Your objective: Below are the records; collect from them each line containing the string "xlabel".

Dataset entries:
------
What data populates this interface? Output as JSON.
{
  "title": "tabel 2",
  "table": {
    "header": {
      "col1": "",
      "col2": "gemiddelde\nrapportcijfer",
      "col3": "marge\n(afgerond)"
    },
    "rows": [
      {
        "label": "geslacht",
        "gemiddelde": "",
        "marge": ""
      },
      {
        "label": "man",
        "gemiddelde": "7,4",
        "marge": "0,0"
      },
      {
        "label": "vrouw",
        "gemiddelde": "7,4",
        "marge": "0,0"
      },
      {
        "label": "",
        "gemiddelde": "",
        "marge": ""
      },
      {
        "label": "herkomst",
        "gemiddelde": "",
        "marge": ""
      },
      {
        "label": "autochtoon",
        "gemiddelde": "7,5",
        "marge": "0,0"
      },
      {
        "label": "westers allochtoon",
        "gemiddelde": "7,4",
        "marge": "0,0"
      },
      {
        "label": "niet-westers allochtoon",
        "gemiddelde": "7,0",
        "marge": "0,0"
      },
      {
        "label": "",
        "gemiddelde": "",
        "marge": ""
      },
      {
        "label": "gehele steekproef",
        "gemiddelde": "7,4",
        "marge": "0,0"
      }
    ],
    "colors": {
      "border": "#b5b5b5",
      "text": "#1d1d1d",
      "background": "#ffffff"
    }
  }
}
------
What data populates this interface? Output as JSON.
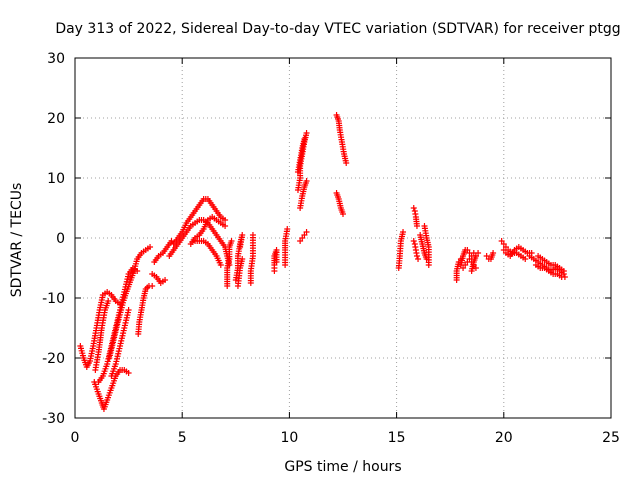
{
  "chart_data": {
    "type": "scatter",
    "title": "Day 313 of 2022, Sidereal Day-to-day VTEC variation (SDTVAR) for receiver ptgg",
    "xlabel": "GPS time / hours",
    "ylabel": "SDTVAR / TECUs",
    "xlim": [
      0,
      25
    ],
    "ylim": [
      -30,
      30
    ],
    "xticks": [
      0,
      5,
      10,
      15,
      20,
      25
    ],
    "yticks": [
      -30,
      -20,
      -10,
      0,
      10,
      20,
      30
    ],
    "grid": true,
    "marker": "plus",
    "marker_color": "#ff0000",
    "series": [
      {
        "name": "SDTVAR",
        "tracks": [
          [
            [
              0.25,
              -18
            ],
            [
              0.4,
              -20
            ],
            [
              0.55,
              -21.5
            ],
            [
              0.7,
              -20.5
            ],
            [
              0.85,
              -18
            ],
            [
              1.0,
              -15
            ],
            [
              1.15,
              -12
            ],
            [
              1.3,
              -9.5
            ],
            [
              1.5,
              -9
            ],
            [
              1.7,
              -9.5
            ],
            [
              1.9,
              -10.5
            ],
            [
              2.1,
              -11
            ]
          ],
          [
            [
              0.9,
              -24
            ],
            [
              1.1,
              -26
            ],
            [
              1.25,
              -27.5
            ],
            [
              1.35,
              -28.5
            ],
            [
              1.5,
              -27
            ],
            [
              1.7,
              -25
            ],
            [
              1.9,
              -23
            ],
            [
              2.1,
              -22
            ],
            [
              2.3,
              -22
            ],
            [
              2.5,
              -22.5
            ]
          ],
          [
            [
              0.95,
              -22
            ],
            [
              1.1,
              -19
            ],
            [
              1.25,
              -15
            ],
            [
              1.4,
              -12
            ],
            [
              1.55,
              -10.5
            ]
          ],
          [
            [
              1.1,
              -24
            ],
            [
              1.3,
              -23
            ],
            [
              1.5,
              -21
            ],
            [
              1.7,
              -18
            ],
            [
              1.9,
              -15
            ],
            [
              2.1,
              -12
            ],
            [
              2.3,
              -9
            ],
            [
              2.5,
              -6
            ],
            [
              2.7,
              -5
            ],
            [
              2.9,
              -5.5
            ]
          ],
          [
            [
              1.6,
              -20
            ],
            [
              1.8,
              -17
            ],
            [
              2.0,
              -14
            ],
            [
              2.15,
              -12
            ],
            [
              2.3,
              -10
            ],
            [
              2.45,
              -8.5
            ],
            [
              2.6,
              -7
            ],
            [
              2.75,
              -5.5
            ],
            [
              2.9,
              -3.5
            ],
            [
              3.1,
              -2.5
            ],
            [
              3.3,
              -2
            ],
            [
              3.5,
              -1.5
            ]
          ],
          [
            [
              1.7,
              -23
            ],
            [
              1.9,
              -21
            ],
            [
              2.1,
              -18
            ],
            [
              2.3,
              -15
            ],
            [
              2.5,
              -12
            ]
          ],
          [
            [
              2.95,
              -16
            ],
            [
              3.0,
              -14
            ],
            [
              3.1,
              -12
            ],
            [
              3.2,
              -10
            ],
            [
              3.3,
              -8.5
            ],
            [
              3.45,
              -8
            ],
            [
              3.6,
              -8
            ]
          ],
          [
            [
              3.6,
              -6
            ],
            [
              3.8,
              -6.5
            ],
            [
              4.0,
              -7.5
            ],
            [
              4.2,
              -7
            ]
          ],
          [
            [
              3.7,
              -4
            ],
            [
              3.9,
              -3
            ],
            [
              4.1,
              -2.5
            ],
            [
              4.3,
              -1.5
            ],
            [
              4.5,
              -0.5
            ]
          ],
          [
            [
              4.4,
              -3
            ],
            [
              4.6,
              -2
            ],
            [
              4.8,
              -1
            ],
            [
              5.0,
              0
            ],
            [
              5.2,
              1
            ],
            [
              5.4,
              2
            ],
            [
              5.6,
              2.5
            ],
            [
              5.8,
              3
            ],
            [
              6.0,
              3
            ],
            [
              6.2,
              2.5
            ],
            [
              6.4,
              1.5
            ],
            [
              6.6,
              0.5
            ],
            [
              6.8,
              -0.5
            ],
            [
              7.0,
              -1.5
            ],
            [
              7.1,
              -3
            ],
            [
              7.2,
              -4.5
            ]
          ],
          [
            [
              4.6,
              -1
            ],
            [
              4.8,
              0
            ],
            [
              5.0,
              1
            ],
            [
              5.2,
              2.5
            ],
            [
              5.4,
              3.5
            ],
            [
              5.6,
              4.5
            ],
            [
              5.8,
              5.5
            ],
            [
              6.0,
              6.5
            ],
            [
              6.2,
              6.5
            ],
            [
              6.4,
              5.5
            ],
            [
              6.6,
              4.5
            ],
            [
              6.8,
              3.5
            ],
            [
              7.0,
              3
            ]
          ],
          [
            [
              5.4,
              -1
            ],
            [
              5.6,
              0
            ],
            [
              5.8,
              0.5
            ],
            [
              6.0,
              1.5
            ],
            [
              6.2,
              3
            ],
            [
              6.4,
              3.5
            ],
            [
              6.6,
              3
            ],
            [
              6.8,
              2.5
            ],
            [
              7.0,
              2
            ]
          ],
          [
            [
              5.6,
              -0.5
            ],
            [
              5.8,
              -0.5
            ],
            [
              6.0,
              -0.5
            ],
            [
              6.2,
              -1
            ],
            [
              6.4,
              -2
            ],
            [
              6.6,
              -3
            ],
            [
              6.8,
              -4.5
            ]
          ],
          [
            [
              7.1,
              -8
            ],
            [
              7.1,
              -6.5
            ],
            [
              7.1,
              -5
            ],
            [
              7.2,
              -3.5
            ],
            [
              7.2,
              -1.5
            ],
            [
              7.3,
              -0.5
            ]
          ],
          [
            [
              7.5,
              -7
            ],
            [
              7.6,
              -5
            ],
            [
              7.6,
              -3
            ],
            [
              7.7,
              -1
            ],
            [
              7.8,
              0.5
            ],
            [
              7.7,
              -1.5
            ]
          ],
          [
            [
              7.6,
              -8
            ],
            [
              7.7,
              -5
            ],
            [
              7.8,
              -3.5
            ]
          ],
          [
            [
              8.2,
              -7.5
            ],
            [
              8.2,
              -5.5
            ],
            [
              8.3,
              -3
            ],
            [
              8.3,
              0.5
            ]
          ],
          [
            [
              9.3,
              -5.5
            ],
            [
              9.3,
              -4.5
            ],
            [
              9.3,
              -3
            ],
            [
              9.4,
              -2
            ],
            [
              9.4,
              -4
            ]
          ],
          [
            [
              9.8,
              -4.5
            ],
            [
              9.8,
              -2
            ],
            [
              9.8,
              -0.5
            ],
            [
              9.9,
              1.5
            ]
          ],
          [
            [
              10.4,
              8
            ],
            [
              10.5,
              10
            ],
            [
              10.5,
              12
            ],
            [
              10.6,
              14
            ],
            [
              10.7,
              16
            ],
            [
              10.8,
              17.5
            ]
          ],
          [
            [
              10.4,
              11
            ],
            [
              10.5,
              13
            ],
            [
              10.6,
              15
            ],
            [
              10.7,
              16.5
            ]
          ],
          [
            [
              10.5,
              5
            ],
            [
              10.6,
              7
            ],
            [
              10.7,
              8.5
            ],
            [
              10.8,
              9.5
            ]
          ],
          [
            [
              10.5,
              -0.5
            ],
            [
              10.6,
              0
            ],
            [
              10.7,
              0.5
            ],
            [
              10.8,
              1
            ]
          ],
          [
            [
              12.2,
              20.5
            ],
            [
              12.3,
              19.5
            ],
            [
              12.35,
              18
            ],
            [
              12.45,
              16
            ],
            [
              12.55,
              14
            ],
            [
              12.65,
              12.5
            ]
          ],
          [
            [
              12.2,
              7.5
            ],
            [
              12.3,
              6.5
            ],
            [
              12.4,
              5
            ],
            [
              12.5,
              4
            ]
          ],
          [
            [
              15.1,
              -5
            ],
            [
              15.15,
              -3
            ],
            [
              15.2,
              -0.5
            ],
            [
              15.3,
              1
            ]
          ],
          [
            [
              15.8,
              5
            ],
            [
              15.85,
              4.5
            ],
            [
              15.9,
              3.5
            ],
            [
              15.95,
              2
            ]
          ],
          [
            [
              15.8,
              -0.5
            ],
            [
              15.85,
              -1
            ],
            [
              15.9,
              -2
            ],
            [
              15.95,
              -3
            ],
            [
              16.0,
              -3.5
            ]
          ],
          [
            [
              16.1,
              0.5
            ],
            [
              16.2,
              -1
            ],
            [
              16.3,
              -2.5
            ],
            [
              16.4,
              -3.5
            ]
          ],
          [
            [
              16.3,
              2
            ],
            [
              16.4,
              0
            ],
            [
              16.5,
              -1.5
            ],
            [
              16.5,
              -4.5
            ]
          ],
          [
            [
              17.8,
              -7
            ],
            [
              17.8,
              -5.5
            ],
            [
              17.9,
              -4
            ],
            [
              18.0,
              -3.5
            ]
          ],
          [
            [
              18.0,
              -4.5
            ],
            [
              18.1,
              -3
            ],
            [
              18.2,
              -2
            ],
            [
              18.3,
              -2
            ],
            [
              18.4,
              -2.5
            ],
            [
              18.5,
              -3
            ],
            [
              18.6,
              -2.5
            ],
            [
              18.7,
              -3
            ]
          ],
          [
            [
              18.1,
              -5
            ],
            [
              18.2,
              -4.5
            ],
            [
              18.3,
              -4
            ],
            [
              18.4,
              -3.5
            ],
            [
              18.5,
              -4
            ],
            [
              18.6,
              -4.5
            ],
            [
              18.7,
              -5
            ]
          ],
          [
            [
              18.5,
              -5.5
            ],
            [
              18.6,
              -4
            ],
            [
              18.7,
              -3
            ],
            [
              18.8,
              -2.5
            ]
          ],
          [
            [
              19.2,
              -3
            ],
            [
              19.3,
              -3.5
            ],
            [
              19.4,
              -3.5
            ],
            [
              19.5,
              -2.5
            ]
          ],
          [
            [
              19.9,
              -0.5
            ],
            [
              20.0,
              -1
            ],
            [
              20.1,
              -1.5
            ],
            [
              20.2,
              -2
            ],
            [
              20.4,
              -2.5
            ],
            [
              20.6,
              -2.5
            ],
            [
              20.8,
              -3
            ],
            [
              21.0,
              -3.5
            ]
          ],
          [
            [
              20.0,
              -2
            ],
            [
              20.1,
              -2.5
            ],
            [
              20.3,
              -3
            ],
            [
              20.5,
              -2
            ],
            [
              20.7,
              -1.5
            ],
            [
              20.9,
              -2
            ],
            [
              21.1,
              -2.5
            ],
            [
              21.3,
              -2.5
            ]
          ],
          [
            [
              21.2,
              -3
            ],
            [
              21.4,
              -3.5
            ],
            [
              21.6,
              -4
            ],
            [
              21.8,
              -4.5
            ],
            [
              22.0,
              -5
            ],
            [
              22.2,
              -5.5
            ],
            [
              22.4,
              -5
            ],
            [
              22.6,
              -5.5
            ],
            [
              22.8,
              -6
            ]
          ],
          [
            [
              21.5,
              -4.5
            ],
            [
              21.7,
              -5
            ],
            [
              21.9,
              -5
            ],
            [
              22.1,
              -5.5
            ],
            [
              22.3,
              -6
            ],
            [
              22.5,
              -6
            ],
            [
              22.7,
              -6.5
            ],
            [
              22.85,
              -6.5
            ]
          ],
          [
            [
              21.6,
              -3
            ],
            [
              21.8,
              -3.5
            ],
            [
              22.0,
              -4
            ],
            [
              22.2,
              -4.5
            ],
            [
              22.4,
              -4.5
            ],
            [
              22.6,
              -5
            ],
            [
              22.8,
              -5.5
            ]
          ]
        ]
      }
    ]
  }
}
------
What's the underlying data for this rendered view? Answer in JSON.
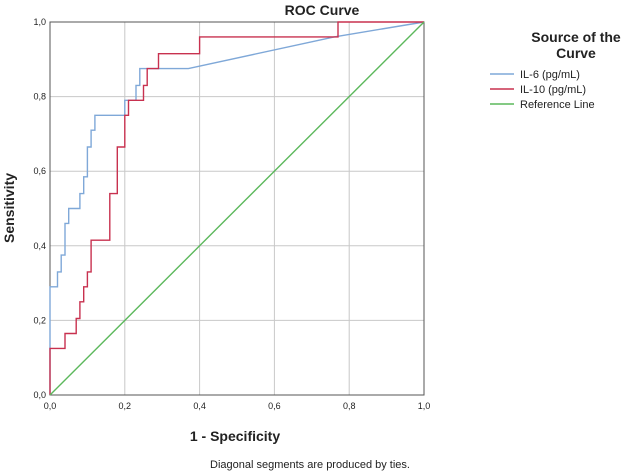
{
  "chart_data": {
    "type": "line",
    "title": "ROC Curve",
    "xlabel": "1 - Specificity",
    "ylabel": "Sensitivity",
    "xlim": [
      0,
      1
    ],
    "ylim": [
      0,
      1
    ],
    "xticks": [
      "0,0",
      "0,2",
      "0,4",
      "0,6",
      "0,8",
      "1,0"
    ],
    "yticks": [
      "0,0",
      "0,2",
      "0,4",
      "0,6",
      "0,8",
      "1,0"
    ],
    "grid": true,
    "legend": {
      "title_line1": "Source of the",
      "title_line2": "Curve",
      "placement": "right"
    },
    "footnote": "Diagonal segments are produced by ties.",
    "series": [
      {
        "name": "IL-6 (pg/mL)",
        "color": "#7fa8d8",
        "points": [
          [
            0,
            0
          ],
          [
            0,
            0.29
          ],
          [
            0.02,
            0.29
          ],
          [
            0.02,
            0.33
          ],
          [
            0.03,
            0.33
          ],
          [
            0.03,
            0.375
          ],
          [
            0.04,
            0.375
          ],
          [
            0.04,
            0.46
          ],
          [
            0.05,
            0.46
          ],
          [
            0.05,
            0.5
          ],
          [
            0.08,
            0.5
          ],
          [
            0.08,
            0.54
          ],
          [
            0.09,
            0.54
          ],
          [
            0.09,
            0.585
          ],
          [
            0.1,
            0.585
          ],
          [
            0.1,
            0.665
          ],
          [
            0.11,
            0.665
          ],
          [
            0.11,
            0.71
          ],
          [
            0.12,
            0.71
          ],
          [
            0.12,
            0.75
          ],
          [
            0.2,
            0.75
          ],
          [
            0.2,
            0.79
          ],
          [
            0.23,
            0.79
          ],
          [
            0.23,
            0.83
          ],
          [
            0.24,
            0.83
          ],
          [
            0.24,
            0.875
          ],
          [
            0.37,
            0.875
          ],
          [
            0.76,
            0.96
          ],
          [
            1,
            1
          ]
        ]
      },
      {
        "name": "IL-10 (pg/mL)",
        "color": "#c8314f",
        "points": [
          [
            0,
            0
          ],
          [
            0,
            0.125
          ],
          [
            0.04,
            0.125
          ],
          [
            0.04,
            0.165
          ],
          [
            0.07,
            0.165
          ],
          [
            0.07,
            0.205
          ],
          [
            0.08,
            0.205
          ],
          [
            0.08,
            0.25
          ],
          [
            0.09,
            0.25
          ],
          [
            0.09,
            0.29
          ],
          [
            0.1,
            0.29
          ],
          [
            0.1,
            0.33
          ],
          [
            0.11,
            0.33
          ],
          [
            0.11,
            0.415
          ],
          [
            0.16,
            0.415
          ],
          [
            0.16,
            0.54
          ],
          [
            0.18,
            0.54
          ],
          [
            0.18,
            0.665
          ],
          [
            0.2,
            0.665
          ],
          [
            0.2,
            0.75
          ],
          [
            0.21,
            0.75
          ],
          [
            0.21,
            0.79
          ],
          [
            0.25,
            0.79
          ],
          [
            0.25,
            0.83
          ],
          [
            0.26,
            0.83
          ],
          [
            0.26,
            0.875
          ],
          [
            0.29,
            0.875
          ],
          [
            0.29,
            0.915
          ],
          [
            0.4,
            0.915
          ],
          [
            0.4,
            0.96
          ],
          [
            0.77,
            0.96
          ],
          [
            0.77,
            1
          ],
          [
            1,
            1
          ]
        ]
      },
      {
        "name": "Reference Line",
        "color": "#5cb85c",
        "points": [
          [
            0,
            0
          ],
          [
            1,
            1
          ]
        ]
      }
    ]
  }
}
------
Task answer:
    "xlabel": "GPS time / hours",
    "xlabel": "1 - Specificity",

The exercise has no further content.